### Aim of the exercise
The data must be written out once more, precisely as given.

**** Exercise material

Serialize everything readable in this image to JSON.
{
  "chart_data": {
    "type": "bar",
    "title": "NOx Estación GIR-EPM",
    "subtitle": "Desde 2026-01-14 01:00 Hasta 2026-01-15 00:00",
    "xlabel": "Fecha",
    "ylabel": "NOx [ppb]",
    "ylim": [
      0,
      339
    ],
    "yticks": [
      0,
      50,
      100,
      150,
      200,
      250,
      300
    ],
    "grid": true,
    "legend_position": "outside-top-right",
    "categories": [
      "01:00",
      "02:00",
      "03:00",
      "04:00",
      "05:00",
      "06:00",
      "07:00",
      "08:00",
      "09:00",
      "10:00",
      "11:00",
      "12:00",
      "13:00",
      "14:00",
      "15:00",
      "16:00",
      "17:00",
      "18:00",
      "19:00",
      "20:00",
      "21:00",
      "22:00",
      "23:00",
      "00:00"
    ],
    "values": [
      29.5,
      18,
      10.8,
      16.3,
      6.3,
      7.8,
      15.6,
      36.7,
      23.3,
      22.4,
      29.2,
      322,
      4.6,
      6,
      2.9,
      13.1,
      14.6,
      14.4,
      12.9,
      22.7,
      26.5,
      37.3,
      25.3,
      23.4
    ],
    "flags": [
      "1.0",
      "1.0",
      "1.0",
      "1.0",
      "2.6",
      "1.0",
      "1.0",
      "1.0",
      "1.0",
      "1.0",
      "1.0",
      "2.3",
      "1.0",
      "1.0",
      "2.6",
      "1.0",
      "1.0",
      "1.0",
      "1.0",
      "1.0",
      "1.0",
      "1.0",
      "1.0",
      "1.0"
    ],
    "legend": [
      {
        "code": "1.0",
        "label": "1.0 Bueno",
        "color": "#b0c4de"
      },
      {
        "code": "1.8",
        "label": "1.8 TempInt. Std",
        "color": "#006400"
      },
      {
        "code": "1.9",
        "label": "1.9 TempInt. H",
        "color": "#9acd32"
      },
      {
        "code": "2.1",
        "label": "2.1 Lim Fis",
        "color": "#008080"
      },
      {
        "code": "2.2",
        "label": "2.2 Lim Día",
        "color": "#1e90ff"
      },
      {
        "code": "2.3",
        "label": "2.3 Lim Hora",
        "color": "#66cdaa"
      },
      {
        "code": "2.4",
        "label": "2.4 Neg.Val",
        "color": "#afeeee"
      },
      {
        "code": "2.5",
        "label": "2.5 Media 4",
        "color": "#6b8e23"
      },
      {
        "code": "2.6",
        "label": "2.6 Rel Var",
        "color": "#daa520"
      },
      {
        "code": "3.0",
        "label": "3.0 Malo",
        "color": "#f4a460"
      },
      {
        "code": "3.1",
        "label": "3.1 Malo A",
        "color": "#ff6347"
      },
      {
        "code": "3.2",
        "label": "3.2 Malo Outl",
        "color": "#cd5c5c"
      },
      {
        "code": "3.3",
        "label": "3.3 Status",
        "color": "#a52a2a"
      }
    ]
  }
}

********

### The output
Serialize everything readable in this image to JSON.
{
  "chart_data": {
    "type": "bar",
    "title": "NOx Estación GIR-EPM",
    "subtitle": "Desde 2026-01-14 01:00 Hasta 2026-01-15 00:00",
    "xlabel": "Fecha",
    "ylabel": "NOx [ppb]",
    "ylim": [
      0,
      339
    ],
    "yticks": [
      0,
      50,
      100,
      150,
      200,
      250,
      300
    ],
    "grid": true,
    "legend_position": "outside-top-right",
    "categories": [
      "01:00",
      "02:00",
      "03:00",
      "04:00",
      "05:00",
      "06:00",
      "07:00",
      "08:00",
      "09:00",
      "10:00",
      "11:00",
      "12:00",
      "13:00",
      "14:00",
      "15:00",
      "16:00",
      "17:00",
      "18:00",
      "19:00",
      "20:00",
      "21:00",
      "22:00",
      "23:00",
      "00:00"
    ],
    "values": [
      29.5,
      18,
      10.8,
      16.3,
      6.3,
      7.8,
      15.6,
      36.7,
      23.3,
      22.4,
      29.2,
      322,
      4.6,
      6,
      2.9,
      13.1,
      14.6,
      14.4,
      12.9,
      22.7,
      26.5,
      37.3,
      25.3,
      23.4
    ],
    "flags": [
      "1.0",
      "1.0",
      "1.0",
      "1.0",
      "2.6",
      "1.0",
      "1.0",
      "1.0",
      "1.0",
      "1.0",
      "1.0",
      "2.3",
      "1.0",
      "1.0",
      "2.6",
      "1.0",
      "1.0",
      "1.0",
      "1.0",
      "1.0",
      "1.0",
      "1.0",
      "1.0",
      "1.0"
    ],
    "legend": [
      {
        "code": "1.0",
        "label": "1.0 Bueno",
        "color": "#b0c4de"
      },
      {
        "code": "1.8",
        "label": "1.8 TempInt. Std",
        "color": "#006400"
      },
      {
        "code": "1.9",
        "label": "1.9 TempInt. H",
        "color": "#9acd32"
      },
      {
        "code": "2.1",
        "label": "2.1 Lim Fis",
        "color": "#008080"
      },
      {
        "code": "2.2",
        "label": "2.2 Lim Día",
        "color": "#1e90ff"
      },
      {
        "code": "2.3",
        "label": "2.3 Lim Hora",
        "color": "#66cdaa"
      },
      {
        "code": "2.4",
        "label": "2.4 Neg.Val",
        "color": "#afeeee"
      },
      {
        "code": "2.5",
        "label": "2.5 Media 4",
        "color": "#6b8e23"
      },
      {
        "code": "2.6",
        "label": "2.6 Rel Var",
        "color": "#daa520"
      },
      {
        "code": "3.0",
        "label": "3.0 Malo",
        "color": "#f4a460"
      },
      {
        "code": "3.1",
        "label": "3.1 Malo A",
        "color": "#ff6347"
      },
      {
        "code": "3.2",
        "label": "3.2 Malo Outl",
        "color": "#cd5c5c"
      },
      {
        "code": "3.3",
        "label": "3.3 Status",
        "color": "#a52a2a"
      }
    ]
  }
}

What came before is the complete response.